══ RECORD LIST
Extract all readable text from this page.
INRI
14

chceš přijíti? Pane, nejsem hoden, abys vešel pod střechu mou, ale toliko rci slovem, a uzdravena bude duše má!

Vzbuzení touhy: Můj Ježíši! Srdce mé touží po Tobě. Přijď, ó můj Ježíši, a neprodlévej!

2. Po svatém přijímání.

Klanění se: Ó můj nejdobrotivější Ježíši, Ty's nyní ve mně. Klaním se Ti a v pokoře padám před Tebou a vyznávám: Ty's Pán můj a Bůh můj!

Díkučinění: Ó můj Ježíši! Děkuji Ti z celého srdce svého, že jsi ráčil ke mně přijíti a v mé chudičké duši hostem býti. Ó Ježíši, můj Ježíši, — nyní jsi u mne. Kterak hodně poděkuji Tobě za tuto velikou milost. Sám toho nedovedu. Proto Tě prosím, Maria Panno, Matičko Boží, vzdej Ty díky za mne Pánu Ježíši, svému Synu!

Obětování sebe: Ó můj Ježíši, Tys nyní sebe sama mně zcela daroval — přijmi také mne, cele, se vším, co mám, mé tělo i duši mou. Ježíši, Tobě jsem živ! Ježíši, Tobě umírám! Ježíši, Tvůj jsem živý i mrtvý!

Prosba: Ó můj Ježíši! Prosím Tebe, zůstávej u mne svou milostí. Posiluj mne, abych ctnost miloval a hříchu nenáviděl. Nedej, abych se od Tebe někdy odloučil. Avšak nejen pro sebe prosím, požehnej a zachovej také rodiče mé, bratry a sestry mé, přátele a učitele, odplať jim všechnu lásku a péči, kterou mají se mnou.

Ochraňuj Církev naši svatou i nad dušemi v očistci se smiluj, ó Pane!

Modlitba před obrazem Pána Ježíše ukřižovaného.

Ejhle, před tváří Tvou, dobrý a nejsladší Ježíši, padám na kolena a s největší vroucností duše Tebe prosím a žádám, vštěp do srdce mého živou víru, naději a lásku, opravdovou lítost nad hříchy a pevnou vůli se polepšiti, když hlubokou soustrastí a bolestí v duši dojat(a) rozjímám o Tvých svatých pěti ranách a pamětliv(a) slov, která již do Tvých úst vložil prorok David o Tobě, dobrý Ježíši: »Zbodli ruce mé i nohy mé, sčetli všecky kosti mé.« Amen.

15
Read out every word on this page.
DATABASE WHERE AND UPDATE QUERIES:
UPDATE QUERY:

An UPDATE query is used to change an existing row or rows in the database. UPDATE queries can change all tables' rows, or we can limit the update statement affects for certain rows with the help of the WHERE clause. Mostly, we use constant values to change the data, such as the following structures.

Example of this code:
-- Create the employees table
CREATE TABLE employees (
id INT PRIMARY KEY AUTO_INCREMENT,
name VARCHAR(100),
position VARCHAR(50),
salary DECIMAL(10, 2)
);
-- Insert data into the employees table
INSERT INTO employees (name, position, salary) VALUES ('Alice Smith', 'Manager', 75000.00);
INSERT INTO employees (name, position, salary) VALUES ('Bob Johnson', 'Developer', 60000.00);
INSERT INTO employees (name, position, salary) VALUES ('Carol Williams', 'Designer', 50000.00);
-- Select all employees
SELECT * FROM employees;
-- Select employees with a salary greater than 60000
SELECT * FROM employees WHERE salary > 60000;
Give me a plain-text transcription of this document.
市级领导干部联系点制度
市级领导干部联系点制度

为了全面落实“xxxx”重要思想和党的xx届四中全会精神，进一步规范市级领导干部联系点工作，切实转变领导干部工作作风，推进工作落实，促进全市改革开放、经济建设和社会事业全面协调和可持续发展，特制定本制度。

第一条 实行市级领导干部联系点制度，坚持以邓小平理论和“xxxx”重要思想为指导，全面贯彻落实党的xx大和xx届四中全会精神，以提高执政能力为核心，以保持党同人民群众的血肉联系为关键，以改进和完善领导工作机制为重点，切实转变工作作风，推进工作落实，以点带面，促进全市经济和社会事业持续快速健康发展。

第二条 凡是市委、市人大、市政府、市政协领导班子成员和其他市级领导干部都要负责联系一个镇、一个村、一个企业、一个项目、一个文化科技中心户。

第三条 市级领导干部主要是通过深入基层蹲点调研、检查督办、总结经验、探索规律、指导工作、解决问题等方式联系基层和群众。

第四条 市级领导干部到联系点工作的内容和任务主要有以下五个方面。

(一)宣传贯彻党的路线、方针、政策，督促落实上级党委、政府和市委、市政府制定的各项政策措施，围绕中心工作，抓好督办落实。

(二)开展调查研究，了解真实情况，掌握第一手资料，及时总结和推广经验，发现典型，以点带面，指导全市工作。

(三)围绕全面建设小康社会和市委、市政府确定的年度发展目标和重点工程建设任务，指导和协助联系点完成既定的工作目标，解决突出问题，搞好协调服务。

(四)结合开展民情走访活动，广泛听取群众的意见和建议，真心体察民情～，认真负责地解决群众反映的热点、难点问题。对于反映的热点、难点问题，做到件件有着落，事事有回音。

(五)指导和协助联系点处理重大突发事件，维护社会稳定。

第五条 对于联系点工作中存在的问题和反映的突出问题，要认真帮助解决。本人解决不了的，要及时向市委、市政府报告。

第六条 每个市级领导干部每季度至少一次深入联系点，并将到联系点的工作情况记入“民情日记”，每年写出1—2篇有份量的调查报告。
════
Could you quote, exactly as they appear, the line containing "Give me a plain-text" and every line after it to the end of the records above?

Give me a plain-text transcription of this document.
市级领导干部联系点制度
市级领导干部联系点制度

为了全面落实“xxxx”重要思想和党的xx届四中全会精神，进一步规范市级领导干部联系点工作，切实转变领导干部工作作风，推进工作落实，促进全市改革开放、经济建设和社会事业全面协调和可持续发展，特制定本制度。

第一条 实行市级领导干部联系点制度，坚持以邓小平理论和“xxxx”重要思想为指导，全面贯彻落实党的xx大和xx届四中全会精神，以提高执政能力为核心，以保持党同人民群众的血肉联系为关键，以改进和完善领导工作机制为重点，切实转变工作作风，推进工作落实，以点带面，促进全市经济和社会事业持续快速健康发展。

第二条 凡是市委、市人大、市政府、市政协领导班子成员和其他市级领导干部都要负责联系一个镇、一个村、一个企业、一个项目、一个文化科技中心户。

第三条 市级领导干部主要是通过深入基层蹲点调研、检查督办、总结经验、探索规律、指导工作、解决问题等方式联系基层和群众。

第四条 市级领导干部到联系点工作的内容和任务主要有以下五个方面。

(一)宣传贯彻党的路线、方针、政策，督促落实上级党委、政府和市委、市政府制定的各项政策措施，围绕中心工作，抓好督办落实。

(二)开展调查研究，了解真实情况，掌握第一手资料，及时总结和推广经验，发现典型，以点带面，指导全市工作。

(三)围绕全面建设小康社会和市委、市政府确定的年度发展目标和重点工程建设任务，指导和协助联系点完成既定的工作目标，解决突出问题，搞好协调服务。

(四)结合开展民情走访活动，广泛听取群众的意见和建议，真心体察民情～，认真负责地解决群众反映的热点、难点问题。对于反映的热点、难点问题，做到件件有着落，事事有回音。

(五)指导和协助联系点处理重大突发事件，维护社会稳定。

第五条 对于联系点工作中存在的问题和反映的突出问题，要认真帮助解决。本人解决不了的，要及时向市委、市政府报告。

第六条 每个市级领导干部每季度至少一次深入联系点，并将到联系点的工作情况记入“民情日记”，每年写出1—2篇有份量的调查报告。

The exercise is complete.